This Dataset works by partitioning time into bins representing time intervals. Entries added to the Dataset are added to a bin based on their timestamp and row key. Hence, every row in the underlying table contains entries that share the same time interval and row key. Data for each entry is stored in separate columns.

A user can set the time interval length for partitioning data into rows (as defined by timeIntervalToStorePerRow in the DatasetSpecification properties). This interval should be chosen according to the use case at hand. In general, larger time interval sizes mean faster reading of small-to-medium time ranges (range size up to several time intervals) of entries data, while having slower reading of very small time ranges of entries data (range size a small portion of the time interval). Using a larger time interval also helps with faster batched writing of entries.

Vice versa, setting smaller time intervals provides faster reading of very small time ranges of entries data, but has slower batched writing of entries.

As expected, a larger time interval means that more data will be stored per row. A user should generally avoid storing more than 50 megabytes of data per row, since it affects performance.
========================================================================
**PROBLEM STATEMENT:** Please transcribe the passage on time-interval partitioning from "As expected, a" to "it affects performance.". Nothing in the data is needed for this.

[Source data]
========================================================================
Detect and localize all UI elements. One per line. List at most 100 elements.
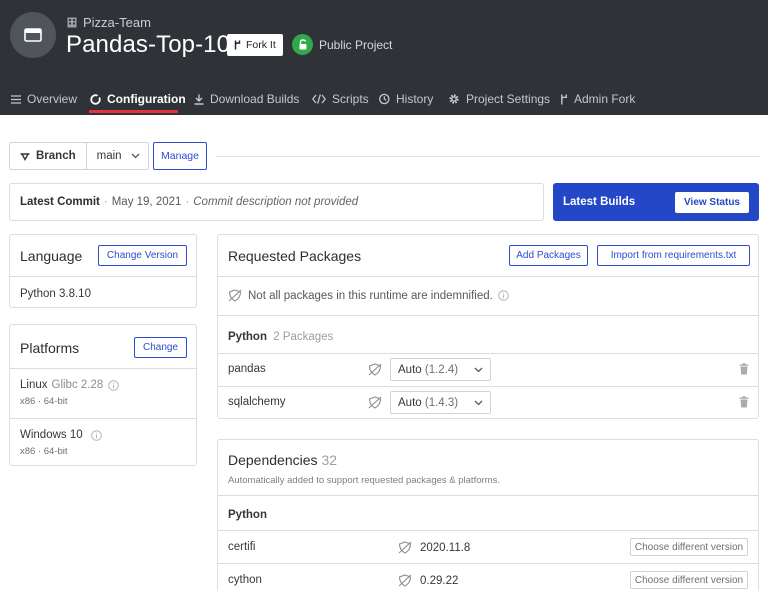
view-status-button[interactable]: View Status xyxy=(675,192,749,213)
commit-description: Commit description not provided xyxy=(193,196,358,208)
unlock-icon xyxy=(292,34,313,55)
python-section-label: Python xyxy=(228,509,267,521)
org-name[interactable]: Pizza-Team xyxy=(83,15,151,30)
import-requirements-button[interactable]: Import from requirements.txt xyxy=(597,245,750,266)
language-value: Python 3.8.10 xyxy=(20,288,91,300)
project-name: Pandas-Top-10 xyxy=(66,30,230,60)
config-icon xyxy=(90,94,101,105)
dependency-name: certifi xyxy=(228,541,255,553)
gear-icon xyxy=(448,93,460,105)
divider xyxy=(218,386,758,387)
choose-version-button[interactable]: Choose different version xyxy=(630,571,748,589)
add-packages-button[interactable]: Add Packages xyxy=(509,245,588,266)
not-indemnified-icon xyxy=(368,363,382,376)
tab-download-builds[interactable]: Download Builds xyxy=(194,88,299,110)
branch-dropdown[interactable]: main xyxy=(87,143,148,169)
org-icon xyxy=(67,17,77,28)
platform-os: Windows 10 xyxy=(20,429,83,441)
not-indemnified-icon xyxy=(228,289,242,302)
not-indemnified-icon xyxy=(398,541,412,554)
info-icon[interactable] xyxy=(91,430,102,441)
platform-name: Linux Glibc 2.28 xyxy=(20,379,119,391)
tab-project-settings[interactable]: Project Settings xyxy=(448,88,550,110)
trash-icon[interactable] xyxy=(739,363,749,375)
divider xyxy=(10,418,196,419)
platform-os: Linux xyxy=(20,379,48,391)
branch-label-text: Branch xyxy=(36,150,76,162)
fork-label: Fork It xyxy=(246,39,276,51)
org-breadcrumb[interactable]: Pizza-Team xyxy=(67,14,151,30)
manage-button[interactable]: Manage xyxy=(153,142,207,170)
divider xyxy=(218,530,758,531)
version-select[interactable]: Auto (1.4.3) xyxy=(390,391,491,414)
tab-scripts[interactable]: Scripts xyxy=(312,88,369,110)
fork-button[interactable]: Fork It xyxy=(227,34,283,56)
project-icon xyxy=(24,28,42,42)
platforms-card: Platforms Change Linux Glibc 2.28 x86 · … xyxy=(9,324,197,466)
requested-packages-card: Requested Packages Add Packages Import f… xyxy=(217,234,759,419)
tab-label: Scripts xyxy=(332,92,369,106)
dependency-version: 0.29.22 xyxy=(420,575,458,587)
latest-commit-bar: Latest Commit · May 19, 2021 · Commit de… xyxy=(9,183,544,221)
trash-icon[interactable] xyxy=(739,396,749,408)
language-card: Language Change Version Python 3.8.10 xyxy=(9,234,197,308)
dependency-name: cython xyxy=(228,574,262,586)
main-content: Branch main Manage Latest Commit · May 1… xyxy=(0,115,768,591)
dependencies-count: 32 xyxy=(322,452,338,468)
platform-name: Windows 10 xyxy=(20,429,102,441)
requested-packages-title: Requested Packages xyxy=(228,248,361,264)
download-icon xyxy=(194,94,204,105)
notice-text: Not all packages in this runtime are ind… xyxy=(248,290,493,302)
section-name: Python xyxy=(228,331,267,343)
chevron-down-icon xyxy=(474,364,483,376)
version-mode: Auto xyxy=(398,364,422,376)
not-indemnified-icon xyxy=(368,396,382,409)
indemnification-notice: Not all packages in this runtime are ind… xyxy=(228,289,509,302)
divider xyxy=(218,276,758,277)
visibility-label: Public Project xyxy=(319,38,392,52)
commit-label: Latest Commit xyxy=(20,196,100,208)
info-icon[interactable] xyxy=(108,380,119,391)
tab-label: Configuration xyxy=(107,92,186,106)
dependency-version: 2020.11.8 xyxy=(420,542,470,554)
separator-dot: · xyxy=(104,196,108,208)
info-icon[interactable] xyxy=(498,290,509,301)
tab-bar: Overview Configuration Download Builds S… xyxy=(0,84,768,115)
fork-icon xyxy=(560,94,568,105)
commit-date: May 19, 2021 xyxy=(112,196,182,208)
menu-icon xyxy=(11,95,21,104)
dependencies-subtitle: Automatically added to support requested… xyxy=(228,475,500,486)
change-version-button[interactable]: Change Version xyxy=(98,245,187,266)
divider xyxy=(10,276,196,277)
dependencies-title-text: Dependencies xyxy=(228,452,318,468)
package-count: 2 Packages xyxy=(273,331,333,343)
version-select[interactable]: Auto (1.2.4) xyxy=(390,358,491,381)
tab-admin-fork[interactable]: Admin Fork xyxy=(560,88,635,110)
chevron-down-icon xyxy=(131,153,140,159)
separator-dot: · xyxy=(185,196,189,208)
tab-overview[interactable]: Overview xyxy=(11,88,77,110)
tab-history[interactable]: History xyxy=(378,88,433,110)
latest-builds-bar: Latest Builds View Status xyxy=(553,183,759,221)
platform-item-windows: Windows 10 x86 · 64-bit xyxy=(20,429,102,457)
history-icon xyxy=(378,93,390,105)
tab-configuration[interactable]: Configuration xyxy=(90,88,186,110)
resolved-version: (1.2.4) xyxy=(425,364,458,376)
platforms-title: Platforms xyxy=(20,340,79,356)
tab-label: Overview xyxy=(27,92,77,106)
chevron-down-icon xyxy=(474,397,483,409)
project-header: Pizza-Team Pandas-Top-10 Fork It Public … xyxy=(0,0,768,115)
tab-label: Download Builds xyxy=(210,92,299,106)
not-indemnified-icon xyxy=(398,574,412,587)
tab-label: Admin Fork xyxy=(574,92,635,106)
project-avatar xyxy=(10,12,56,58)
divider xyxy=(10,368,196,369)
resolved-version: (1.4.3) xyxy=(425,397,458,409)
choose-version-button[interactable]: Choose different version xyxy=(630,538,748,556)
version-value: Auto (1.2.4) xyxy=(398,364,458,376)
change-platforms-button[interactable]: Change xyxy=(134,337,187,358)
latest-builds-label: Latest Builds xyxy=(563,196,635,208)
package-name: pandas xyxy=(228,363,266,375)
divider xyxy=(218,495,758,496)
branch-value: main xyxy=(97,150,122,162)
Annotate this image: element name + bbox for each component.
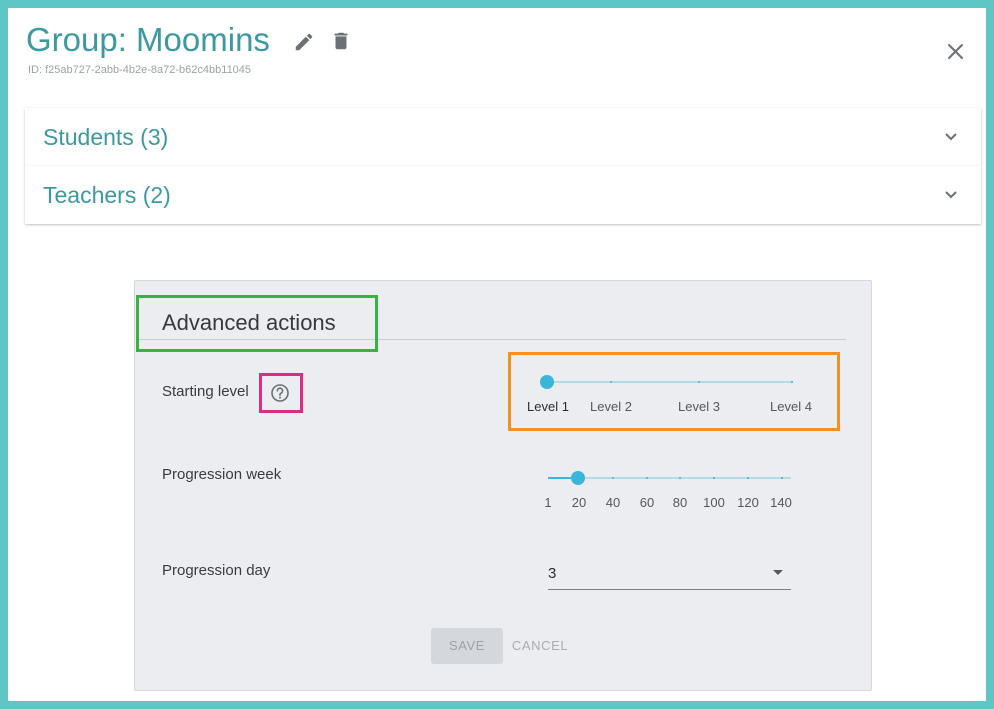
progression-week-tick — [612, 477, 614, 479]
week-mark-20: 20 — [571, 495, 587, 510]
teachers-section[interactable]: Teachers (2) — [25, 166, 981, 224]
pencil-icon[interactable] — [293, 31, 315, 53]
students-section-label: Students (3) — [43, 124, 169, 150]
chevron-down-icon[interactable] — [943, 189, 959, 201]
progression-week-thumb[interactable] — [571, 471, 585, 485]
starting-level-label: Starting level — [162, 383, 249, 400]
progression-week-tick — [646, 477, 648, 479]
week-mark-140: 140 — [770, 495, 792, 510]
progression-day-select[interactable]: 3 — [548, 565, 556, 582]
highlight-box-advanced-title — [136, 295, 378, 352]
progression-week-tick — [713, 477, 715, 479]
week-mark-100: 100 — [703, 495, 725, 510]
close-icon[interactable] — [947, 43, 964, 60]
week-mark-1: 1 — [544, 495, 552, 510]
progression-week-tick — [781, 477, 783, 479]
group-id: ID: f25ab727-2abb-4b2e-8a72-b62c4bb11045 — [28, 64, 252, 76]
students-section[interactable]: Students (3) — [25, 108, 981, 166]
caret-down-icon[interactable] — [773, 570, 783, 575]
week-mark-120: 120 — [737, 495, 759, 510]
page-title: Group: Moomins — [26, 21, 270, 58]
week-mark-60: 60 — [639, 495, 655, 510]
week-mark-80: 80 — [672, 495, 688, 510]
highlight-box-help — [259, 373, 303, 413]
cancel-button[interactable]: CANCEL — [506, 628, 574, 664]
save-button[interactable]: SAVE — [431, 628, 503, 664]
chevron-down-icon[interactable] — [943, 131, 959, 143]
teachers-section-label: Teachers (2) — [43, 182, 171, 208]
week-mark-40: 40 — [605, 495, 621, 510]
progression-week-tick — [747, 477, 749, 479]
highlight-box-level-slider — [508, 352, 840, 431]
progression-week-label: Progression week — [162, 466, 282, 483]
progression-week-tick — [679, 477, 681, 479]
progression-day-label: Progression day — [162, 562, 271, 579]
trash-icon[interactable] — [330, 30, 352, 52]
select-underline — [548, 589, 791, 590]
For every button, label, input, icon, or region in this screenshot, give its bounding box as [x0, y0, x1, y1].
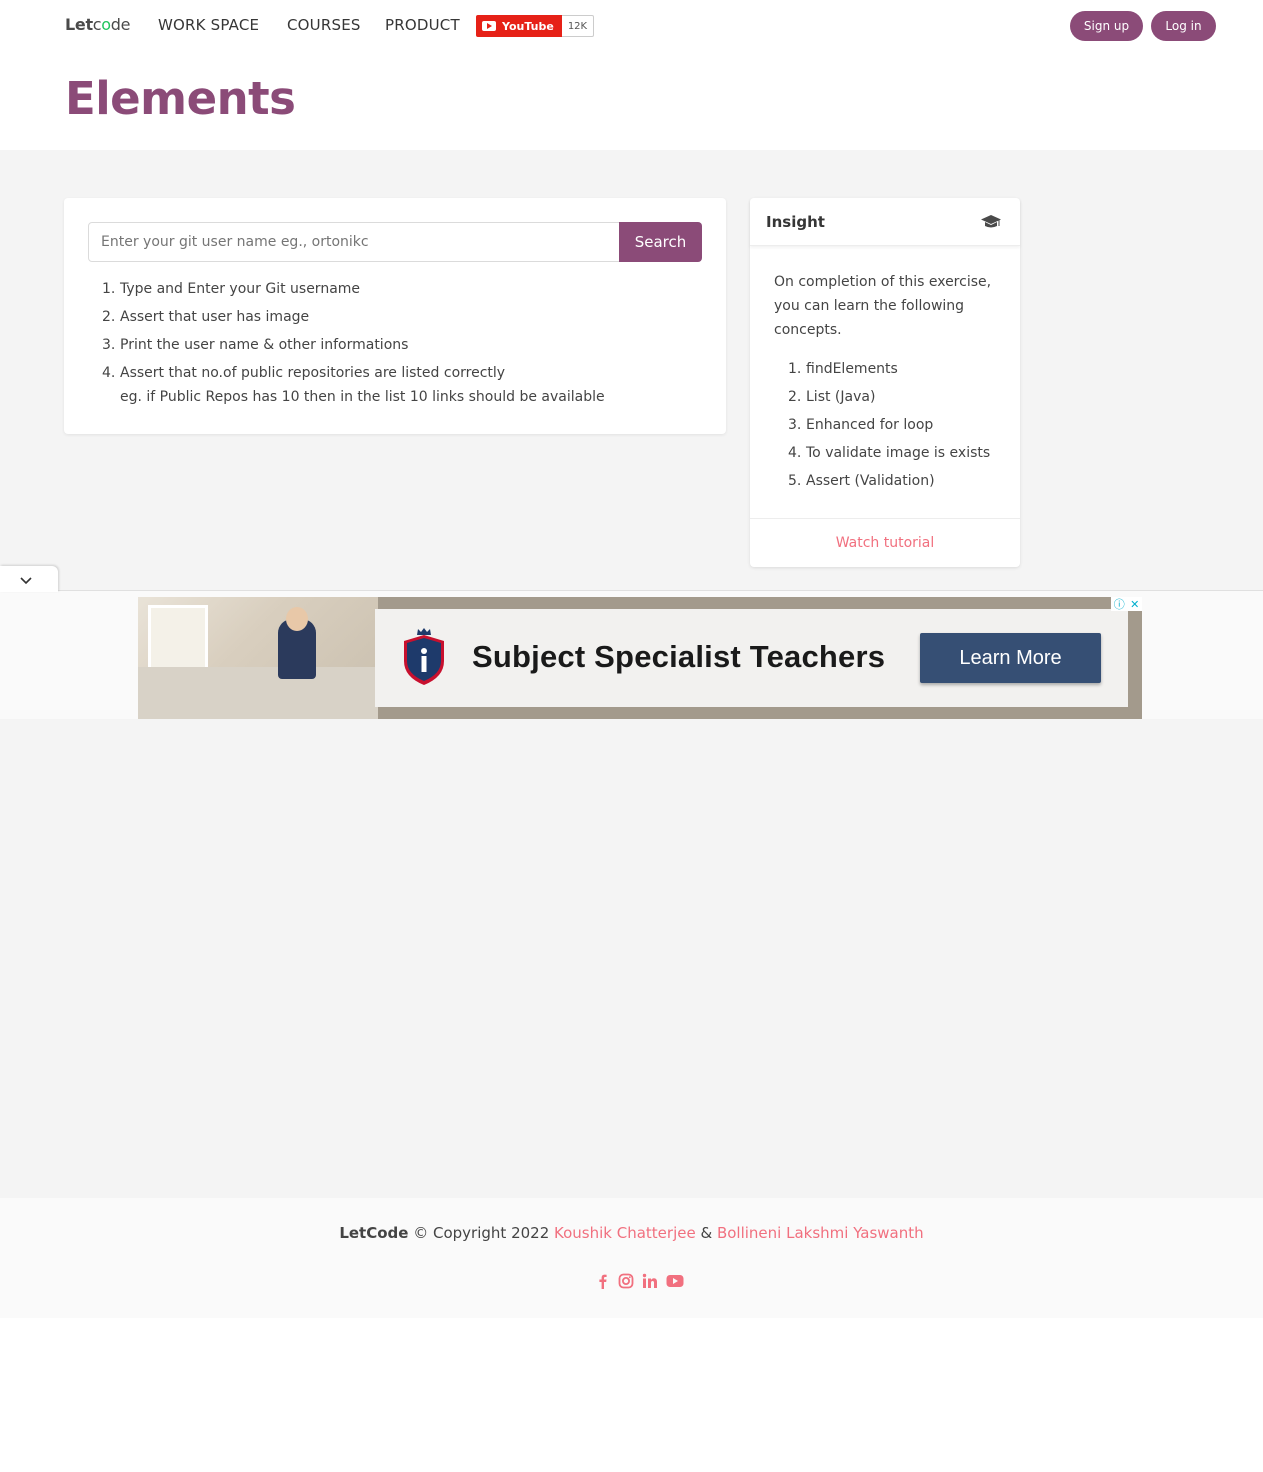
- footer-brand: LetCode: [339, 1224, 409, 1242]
========================================================================
**RESPONSE TO THIS EXERCISE:**
As expected, a larger time interval means that more data will be stored per row. A user should generally avoid storing more than 50 megabytes of data per row, since it affects performance.